* START *

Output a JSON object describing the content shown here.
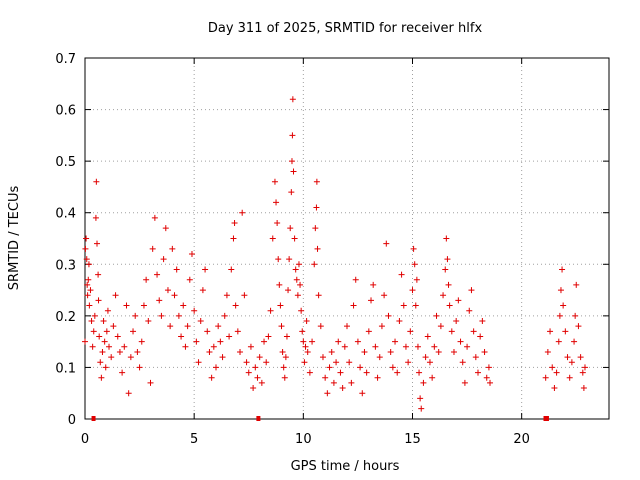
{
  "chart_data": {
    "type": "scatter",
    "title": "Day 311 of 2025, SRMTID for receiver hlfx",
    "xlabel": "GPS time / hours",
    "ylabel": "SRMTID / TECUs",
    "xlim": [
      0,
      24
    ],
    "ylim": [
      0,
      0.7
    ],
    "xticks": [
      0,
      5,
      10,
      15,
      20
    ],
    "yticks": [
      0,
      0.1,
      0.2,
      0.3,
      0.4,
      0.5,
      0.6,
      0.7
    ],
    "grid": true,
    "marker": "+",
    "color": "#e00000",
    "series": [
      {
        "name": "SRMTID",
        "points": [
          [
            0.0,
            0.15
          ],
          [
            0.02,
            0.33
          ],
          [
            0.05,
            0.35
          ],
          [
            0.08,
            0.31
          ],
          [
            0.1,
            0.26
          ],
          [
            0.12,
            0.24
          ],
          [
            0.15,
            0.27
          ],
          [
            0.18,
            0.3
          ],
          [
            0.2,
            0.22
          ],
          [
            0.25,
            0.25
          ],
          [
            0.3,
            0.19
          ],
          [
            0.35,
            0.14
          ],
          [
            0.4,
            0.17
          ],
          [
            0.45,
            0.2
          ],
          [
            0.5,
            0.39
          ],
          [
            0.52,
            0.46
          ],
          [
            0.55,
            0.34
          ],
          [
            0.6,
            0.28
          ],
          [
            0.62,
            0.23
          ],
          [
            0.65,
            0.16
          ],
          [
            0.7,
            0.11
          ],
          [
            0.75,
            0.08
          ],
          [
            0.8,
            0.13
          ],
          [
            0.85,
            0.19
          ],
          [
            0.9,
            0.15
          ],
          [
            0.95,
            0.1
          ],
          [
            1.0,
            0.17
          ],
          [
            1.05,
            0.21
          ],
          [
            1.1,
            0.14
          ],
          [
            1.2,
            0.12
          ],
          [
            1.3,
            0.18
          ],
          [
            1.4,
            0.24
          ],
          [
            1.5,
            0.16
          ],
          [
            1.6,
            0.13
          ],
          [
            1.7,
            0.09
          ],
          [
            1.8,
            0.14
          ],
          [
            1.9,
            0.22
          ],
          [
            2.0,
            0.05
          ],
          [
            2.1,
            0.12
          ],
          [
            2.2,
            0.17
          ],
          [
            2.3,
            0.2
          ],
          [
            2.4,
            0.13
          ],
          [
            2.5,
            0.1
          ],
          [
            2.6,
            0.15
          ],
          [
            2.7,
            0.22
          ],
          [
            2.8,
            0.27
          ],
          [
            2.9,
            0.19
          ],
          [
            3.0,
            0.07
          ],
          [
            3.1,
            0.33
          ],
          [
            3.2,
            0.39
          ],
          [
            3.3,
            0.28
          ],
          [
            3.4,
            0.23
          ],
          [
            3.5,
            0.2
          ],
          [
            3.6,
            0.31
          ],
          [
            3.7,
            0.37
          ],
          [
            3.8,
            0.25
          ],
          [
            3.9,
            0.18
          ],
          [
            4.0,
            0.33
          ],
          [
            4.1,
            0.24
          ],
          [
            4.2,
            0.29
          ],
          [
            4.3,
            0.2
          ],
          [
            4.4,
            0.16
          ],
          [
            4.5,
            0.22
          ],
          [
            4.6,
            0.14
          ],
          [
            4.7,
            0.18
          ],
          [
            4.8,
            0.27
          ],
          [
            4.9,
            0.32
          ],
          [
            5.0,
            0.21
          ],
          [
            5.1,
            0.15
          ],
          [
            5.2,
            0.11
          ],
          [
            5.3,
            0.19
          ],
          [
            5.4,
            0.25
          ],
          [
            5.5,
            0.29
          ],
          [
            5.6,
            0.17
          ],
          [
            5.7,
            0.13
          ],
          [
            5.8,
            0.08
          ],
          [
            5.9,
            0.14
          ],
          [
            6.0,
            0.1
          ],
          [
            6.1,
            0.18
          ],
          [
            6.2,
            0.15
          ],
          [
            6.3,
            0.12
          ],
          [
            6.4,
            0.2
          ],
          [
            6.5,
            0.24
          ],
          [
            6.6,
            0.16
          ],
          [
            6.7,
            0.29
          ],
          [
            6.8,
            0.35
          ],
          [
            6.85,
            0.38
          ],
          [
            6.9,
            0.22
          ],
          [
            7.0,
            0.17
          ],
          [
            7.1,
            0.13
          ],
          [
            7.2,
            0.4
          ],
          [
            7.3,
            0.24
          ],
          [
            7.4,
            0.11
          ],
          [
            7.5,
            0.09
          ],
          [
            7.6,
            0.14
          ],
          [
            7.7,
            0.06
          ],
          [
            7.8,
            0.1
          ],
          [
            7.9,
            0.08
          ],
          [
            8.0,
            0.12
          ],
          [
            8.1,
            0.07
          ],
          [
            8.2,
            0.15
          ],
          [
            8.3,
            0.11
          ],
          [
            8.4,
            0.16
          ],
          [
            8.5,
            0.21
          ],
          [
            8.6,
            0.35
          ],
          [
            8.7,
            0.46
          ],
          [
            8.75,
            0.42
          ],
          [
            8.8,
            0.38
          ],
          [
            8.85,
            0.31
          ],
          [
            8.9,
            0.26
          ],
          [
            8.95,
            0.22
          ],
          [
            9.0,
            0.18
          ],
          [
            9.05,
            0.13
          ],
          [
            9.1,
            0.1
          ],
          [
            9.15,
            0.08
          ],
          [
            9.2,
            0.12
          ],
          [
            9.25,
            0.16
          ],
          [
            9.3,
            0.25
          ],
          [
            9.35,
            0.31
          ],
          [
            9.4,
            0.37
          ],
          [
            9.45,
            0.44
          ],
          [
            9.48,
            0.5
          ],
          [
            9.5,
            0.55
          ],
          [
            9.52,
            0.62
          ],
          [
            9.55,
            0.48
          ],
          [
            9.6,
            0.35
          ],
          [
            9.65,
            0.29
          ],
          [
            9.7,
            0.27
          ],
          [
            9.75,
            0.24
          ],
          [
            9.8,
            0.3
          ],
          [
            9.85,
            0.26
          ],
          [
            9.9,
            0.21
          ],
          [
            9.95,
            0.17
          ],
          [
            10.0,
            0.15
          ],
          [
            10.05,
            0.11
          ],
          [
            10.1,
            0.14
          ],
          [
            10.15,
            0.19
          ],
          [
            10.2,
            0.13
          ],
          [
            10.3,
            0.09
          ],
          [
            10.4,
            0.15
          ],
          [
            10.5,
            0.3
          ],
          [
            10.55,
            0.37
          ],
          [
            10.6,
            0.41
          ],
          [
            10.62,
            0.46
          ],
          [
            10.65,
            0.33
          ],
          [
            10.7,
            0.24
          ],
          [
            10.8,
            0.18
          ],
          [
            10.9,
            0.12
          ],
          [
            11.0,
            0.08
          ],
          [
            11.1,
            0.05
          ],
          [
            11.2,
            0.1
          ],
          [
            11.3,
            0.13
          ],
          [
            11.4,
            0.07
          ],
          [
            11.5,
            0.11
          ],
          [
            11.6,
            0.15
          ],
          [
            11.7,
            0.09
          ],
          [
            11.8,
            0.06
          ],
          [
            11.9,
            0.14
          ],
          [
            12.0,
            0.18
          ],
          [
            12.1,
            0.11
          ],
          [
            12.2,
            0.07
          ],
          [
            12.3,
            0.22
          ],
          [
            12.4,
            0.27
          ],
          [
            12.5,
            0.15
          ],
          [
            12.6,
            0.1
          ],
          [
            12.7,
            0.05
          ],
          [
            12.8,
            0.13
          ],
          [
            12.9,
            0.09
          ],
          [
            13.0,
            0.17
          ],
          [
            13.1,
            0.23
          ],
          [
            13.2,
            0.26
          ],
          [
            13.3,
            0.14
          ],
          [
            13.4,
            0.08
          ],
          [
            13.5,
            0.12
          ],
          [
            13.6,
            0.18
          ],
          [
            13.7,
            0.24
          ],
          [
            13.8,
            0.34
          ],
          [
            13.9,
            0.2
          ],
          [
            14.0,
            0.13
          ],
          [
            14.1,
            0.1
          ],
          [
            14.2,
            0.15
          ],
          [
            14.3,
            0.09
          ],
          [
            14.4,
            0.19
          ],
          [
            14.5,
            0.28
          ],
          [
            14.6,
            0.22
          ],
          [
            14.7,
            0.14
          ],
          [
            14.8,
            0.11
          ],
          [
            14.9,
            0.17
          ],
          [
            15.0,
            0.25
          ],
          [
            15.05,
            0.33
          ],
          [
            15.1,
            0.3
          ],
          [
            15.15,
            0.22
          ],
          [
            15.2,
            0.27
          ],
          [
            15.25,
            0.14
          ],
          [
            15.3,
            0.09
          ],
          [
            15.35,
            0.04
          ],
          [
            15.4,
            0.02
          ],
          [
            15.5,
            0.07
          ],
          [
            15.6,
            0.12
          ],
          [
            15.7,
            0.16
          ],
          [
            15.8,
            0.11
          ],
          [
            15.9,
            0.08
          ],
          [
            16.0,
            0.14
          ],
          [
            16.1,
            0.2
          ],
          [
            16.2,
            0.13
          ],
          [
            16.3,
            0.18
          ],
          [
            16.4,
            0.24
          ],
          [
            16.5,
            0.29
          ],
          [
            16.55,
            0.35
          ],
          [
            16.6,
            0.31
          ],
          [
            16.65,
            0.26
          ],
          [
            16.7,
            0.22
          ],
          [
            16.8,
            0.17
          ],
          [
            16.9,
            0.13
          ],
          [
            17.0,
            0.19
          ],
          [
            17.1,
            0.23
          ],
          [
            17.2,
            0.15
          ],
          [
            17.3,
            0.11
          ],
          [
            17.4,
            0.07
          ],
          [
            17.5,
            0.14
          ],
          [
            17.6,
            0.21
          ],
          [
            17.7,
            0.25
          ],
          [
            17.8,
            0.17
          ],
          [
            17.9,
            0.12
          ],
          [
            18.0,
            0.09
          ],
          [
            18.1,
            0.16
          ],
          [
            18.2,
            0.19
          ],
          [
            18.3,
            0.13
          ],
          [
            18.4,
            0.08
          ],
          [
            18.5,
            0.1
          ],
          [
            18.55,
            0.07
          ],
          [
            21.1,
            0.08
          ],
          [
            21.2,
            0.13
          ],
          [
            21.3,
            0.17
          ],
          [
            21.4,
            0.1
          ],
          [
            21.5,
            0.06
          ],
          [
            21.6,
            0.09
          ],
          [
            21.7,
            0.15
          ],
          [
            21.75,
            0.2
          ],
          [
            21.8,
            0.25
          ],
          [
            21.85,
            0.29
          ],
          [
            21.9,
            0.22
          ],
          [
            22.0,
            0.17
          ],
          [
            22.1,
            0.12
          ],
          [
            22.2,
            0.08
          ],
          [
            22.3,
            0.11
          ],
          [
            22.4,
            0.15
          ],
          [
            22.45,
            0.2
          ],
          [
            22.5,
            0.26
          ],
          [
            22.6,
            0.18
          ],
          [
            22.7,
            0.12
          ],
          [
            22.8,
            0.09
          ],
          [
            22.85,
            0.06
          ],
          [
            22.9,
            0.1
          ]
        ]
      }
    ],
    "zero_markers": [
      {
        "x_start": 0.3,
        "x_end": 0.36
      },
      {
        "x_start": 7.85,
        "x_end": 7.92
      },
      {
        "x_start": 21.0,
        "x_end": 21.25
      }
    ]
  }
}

* END *

Copy all lines from the listing that contain "SRMTID".

## Completed task
    "title": "Day 311 of 2025, SRMTID for receiver hlfx",
    "ylabel": "SRMTID / TECUs",
        "name": "SRMTID",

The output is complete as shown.